*STATED GOAL:* Reproduce the listing below without changes, except that pictures are left out.

┄┄┄┄┄┄┄┄┄┄┄┄┄┄┄┄┄┄┄┄

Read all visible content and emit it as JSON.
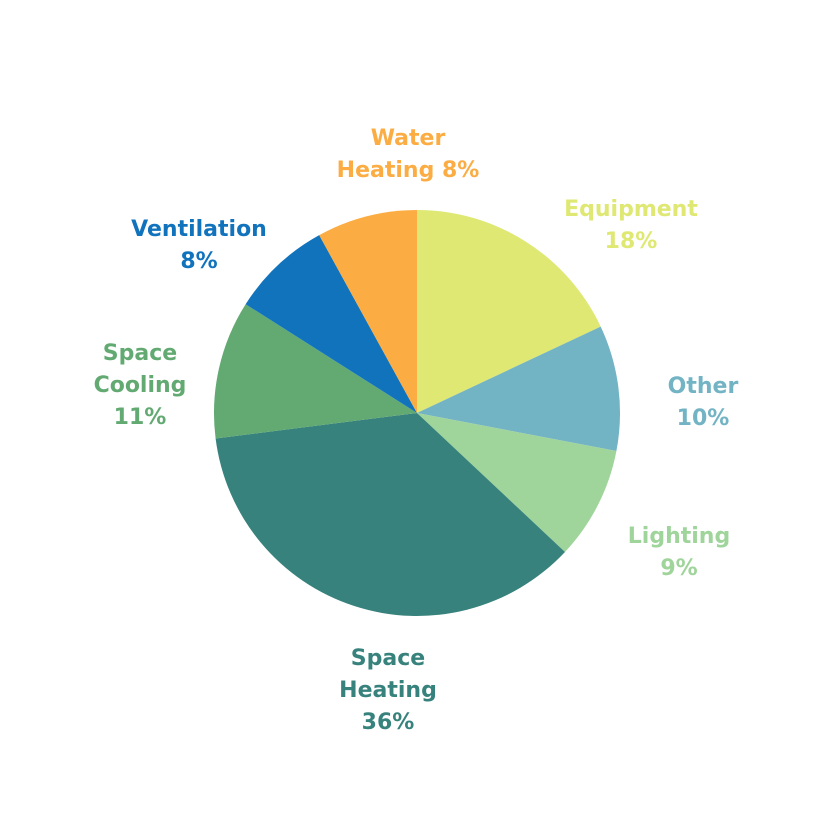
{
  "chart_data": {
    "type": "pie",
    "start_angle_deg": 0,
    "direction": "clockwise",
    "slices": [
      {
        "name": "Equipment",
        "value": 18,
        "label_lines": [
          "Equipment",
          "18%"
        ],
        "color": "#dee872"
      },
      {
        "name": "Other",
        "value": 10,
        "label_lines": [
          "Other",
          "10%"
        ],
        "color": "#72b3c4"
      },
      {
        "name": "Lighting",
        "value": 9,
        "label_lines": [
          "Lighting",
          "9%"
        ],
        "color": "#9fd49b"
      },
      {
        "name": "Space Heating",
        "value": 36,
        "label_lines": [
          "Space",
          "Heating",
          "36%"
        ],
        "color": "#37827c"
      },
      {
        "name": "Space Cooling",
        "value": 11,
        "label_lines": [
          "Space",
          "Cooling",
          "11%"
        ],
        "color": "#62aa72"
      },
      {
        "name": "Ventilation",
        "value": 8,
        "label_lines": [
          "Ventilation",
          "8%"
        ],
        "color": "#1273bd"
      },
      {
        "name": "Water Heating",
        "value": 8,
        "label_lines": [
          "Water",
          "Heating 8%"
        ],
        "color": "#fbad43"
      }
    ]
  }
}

┄┄┄┄┄┄┄┄┄┄┄┄┄┄┄┄┄┄┄┄

*WRITTEN ANSWER:*
Read all visible content and emit it as JSON.
{
  "chart_data": {
    "type": "pie",
    "start_angle_deg": 0,
    "direction": "clockwise",
    "slices": [
      {
        "name": "Equipment",
        "value": 18,
        "label_lines": [
          "Equipment",
          "18%"
        ],
        "color": "#dee872"
      },
      {
        "name": "Other",
        "value": 10,
        "label_lines": [
          "Other",
          "10%"
        ],
        "color": "#72b3c4"
      },
      {
        "name": "Lighting",
        "value": 9,
        "label_lines": [
          "Lighting",
          "9%"
        ],
        "color": "#9fd49b"
      },
      {
        "name": "Space Heating",
        "value": 36,
        "label_lines": [
          "Space",
          "Heating",
          "36%"
        ],
        "color": "#37827c"
      },
      {
        "name": "Space Cooling",
        "value": 11,
        "label_lines": [
          "Space",
          "Cooling",
          "11%"
        ],
        "color": "#62aa72"
      },
      {
        "name": "Ventilation",
        "value": 8,
        "label_lines": [
          "Ventilation",
          "8%"
        ],
        "color": "#1273bd"
      },
      {
        "name": "Water Heating",
        "value": 8,
        "label_lines": [
          "Water",
          "Heating 8%"
        ],
        "color": "#fbad43"
      }
    ]
  }
}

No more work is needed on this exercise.